__Direction__. Scan the entries below. List each line with "name".

(Figure contents as structured data)
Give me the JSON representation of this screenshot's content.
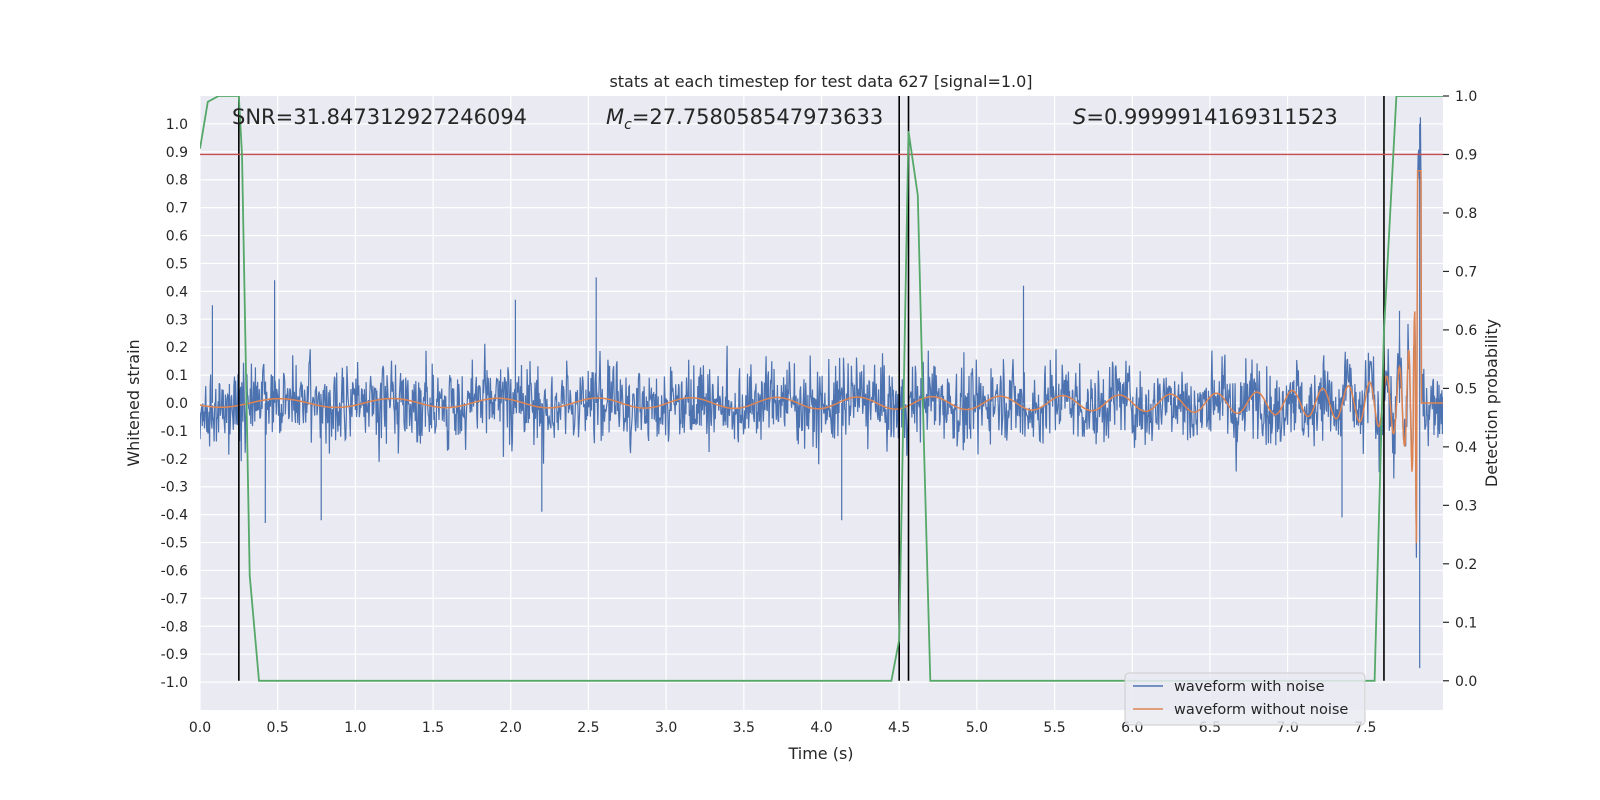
{
  "chart_data": {
    "type": "line",
    "title": "stats at each timestep for test data 627 [signal=1.0]",
    "xlabel": "Time (s)",
    "ylabel": "Whitened strain",
    "y2label": "Detection probability",
    "xlim": [
      0.0,
      8.0
    ],
    "ylim": [
      -1.1,
      1.1
    ],
    "y2lim": [
      -0.05,
      1.0
    ],
    "xticks": [
      "0.0",
      "0.5",
      "1.0",
      "1.5",
      "2.0",
      "2.5",
      "3.0",
      "3.5",
      "4.0",
      "4.5",
      "5.0",
      "5.5",
      "6.0",
      "6.5",
      "7.0",
      "7.5"
    ],
    "yticks": [
      "1.0",
      "0.9",
      "0.8",
      "0.7",
      "0.6",
      "0.5",
      "0.4",
      "0.3",
      "0.2",
      "0.1",
      "0.0",
      "-0.1",
      "-0.2",
      "-0.3",
      "-0.4",
      "-0.5",
      "-0.6",
      "-0.7",
      "-0.8",
      "-0.9",
      "-1.0"
    ],
    "y2ticks": [
      "1.0",
      "0.9",
      "0.8",
      "0.7",
      "0.6",
      "0.5",
      "0.4",
      "0.3",
      "0.2",
      "0.1",
      "0.0"
    ],
    "grid": true,
    "legend_position": "bottom-right",
    "annotations": {
      "snr": "SNR=31.847312927246094",
      "mc": "=27.758058547973633",
      "mc_symbol": "M",
      "mc_sub": "c",
      "s": "=0.9999914169311523",
      "s_symbol": "S"
    },
    "threshold": {
      "value": 0.9,
      "axis": "y2",
      "color": "#c44e52"
    },
    "vlines": [
      0.25,
      4.5,
      4.56,
      7.62
    ],
    "series": [
      {
        "name": "waveform with noise",
        "axis": "y",
        "color": "#4c72b0",
        "description_values": {
          "noise_amplitude_std": 0.1,
          "spikes": [
            {
              "x": 0.08,
              "y": 0.35
            },
            {
              "x": 0.48,
              "y": 0.44
            },
            {
              "x": 0.42,
              "y": -0.43
            },
            {
              "x": 0.78,
              "y": -0.42
            },
            {
              "x": 2.03,
              "y": 0.37
            },
            {
              "x": 2.55,
              "y": 0.45
            },
            {
              "x": 2.2,
              "y": -0.39
            },
            {
              "x": 4.13,
              "y": -0.42
            },
            {
              "x": 5.3,
              "y": 0.42
            },
            {
              "x": 7.35,
              "y": -0.41
            },
            {
              "x": 7.72,
              "y": 0.33
            }
          ],
          "peak_max": {
            "x": 7.85,
            "y": 1.0
          },
          "peak_min": {
            "x": 7.85,
            "y": -0.95
          }
        }
      },
      {
        "name": "waveform without noise",
        "axis": "y",
        "color": "#dd8452",
        "description_values": {
          "chirp_start_amplitude": 0.005,
          "chirp_peak_amplitude": 0.88,
          "merger_time": 7.84
        }
      },
      {
        "name": "",
        "axis": "y2",
        "color": "#55a868",
        "x": [
          0.0,
          0.05,
          0.12,
          0.25,
          0.27,
          0.32,
          0.38,
          4.45,
          4.5,
          4.56,
          4.62,
          4.66,
          4.7,
          7.56,
          7.62,
          7.7,
          8.0
        ],
        "values": [
          0.91,
          0.99,
          1.0,
          1.0,
          0.9,
          0.18,
          0.0,
          0.0,
          0.07,
          0.94,
          0.83,
          0.4,
          0.0,
          0.0,
          0.6,
          1.0,
          1.0
        ]
      }
    ]
  }
}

__Task response__.
        "name": "waveform with noise",
        "name": "waveform without noise",
        "name": "",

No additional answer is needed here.